(Figure dataset records)
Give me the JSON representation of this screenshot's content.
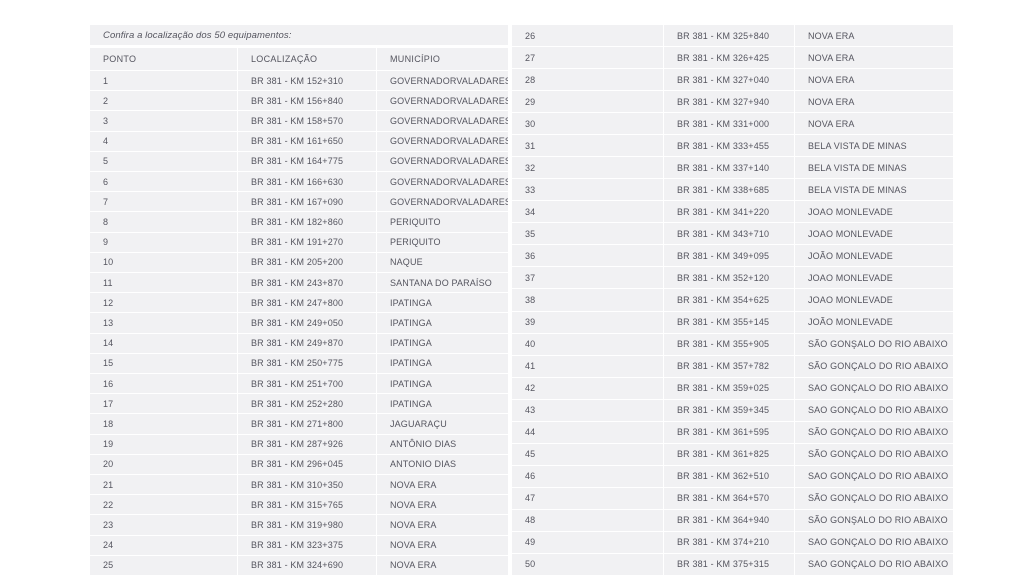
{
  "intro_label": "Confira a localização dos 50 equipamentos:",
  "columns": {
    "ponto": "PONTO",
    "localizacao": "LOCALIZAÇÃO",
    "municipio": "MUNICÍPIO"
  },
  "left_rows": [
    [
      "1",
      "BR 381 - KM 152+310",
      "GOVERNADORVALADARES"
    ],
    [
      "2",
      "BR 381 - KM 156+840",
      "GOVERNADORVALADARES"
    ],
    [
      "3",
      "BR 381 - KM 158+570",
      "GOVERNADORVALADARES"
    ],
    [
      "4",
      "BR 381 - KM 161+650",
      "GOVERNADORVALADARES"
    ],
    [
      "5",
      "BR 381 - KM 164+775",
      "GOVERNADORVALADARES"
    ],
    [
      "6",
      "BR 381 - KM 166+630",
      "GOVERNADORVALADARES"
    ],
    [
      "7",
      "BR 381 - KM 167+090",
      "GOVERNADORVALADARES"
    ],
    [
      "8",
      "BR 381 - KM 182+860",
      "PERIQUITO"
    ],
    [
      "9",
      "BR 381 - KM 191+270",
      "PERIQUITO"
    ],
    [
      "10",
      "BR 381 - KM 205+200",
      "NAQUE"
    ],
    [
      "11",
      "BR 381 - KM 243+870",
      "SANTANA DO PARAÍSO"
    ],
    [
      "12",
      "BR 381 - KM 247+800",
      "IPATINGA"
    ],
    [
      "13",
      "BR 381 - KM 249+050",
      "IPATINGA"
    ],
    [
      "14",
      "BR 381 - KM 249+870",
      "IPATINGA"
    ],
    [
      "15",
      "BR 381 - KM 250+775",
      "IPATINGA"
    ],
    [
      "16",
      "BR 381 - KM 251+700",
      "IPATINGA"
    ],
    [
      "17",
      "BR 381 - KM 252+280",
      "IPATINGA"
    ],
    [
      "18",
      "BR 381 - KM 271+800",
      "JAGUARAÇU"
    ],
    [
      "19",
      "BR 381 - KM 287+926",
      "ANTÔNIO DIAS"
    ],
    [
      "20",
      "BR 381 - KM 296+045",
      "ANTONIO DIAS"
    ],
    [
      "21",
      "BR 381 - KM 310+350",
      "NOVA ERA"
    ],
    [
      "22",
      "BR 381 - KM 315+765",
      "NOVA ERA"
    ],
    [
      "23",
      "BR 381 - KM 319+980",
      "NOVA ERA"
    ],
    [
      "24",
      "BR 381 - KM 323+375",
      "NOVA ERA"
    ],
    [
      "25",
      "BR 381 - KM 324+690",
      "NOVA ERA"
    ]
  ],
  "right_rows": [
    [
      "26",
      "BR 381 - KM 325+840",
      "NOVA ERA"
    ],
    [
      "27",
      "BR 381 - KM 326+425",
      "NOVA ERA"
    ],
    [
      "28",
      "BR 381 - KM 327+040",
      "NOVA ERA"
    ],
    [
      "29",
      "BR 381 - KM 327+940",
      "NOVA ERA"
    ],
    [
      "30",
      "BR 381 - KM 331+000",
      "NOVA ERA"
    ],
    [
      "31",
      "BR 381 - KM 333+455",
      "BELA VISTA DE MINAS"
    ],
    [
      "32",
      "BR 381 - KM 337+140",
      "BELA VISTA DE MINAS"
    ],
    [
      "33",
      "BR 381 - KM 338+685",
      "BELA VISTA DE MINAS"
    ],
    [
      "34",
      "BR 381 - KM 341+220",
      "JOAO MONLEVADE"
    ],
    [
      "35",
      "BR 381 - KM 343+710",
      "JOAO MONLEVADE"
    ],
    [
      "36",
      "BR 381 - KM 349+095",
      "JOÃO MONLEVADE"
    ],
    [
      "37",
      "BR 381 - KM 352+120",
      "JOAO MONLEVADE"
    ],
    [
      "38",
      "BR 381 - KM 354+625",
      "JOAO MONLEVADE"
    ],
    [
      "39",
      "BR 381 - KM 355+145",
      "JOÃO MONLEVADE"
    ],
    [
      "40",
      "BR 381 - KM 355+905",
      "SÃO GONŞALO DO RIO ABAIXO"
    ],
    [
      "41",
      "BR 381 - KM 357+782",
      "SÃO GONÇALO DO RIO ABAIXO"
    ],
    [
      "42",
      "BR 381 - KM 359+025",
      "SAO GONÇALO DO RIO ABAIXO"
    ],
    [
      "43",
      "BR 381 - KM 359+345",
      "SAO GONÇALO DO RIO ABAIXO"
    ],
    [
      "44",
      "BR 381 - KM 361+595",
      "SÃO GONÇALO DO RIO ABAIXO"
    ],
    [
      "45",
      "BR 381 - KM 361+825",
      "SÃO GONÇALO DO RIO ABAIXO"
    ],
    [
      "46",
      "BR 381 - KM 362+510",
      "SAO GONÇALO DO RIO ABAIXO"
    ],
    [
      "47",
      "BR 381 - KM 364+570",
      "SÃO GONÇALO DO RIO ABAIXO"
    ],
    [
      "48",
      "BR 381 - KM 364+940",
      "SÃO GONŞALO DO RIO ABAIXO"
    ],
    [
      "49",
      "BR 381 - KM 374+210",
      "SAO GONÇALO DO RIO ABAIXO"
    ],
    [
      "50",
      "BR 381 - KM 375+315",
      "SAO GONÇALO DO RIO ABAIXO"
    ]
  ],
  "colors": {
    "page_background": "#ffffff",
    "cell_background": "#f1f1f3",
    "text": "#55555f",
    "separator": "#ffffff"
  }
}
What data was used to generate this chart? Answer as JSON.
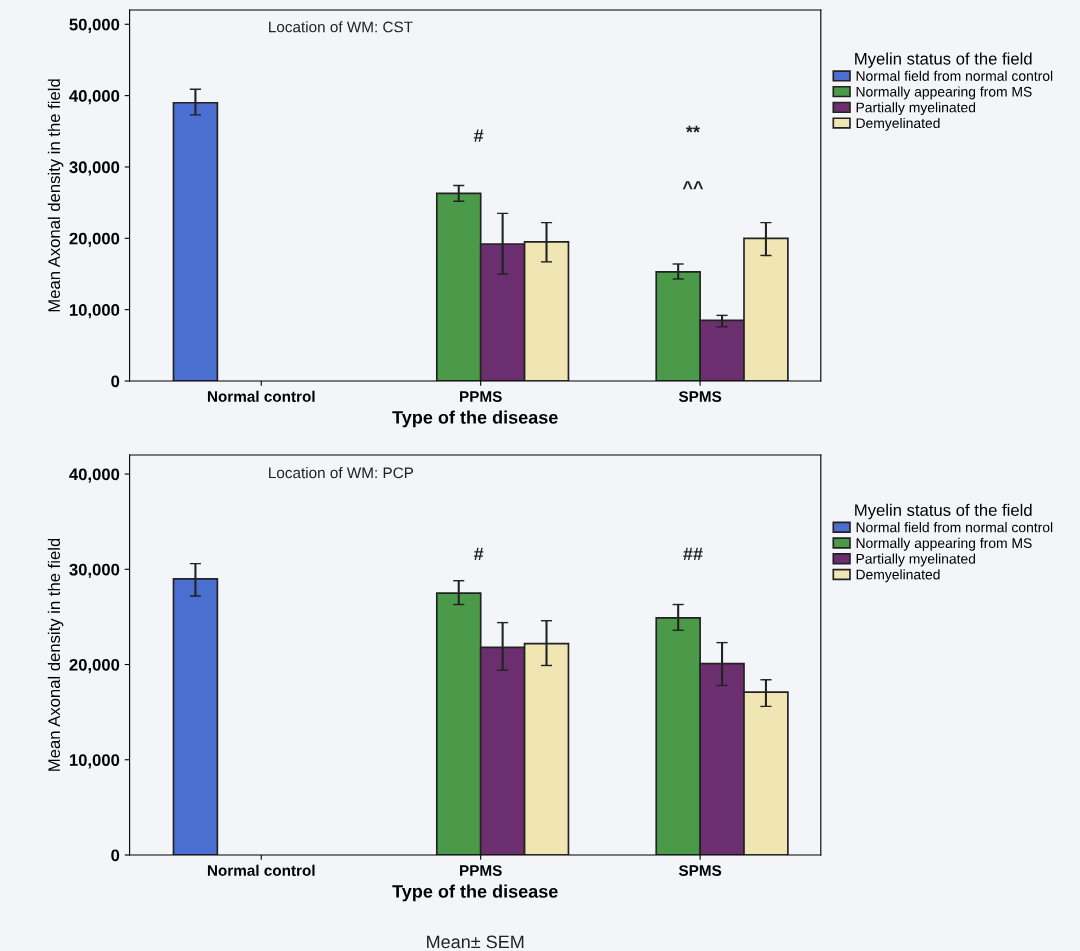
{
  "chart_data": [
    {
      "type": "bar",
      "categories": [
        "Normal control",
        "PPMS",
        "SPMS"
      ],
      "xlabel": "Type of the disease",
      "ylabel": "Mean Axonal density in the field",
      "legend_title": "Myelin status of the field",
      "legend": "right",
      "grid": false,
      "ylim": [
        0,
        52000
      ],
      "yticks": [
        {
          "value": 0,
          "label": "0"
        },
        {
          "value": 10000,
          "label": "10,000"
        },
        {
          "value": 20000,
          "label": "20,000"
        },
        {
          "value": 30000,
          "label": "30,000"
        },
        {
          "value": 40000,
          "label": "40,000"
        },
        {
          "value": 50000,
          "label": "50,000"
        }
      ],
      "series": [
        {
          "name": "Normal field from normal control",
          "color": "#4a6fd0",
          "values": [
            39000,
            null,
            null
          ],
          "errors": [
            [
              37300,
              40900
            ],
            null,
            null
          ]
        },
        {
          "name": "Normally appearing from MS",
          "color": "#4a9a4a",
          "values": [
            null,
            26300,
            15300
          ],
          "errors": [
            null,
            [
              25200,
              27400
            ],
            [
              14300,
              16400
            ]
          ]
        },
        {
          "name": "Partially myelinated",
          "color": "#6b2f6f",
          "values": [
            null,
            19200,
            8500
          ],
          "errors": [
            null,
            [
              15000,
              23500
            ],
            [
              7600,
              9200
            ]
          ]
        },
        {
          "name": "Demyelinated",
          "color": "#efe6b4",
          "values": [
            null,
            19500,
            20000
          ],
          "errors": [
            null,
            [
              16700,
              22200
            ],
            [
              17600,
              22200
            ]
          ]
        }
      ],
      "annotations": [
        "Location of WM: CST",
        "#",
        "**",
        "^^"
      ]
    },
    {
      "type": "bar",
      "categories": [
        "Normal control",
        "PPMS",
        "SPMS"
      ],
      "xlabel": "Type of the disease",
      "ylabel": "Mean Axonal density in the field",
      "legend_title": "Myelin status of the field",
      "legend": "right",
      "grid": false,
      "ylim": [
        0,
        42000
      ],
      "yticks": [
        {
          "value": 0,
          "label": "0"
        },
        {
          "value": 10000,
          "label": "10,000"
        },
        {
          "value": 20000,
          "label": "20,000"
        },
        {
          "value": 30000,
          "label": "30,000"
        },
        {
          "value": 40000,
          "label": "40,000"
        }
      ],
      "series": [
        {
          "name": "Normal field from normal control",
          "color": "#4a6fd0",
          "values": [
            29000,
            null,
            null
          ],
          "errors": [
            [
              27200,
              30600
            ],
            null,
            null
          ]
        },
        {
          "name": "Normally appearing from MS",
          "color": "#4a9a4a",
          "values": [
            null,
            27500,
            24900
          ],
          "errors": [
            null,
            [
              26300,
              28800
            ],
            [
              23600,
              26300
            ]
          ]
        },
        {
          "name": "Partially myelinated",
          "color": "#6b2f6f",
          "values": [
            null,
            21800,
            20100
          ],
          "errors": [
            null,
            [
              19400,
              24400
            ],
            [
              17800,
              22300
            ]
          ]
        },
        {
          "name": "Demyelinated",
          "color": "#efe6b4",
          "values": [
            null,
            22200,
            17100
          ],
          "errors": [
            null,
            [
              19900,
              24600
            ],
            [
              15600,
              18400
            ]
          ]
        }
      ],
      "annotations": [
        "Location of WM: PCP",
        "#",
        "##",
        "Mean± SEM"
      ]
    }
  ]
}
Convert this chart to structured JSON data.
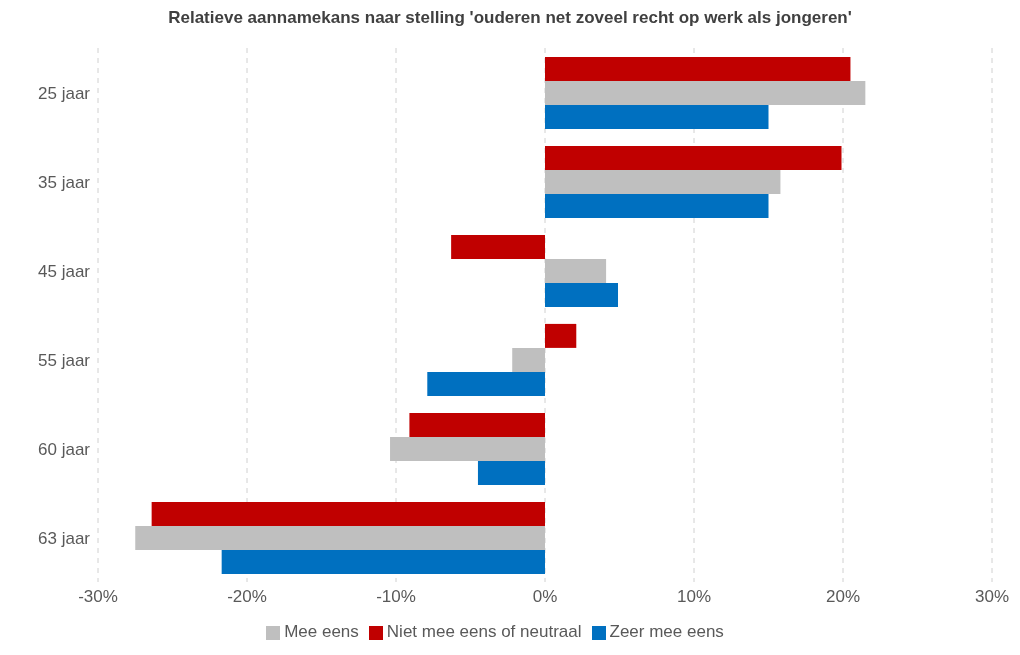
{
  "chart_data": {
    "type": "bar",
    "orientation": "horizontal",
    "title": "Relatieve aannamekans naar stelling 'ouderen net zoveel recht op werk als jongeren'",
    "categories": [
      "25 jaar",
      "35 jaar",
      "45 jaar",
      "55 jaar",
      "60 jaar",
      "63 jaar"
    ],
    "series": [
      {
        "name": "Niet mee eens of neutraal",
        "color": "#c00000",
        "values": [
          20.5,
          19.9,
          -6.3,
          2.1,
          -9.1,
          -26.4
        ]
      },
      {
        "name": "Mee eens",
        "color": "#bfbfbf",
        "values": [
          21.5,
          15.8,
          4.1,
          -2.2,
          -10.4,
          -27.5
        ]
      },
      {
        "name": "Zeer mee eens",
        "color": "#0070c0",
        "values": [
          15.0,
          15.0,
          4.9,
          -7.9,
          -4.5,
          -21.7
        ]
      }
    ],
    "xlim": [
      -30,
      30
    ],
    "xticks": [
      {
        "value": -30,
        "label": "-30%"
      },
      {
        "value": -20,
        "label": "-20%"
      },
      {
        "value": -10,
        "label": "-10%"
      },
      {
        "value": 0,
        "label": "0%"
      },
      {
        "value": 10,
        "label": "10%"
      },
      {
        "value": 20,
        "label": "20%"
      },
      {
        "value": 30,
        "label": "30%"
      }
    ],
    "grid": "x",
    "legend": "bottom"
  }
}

* Problem requirements: Copy each line of the data that contains the word "Location".

* Expected output:
        "Location of WM: CST",
        "Location of WM: PCP",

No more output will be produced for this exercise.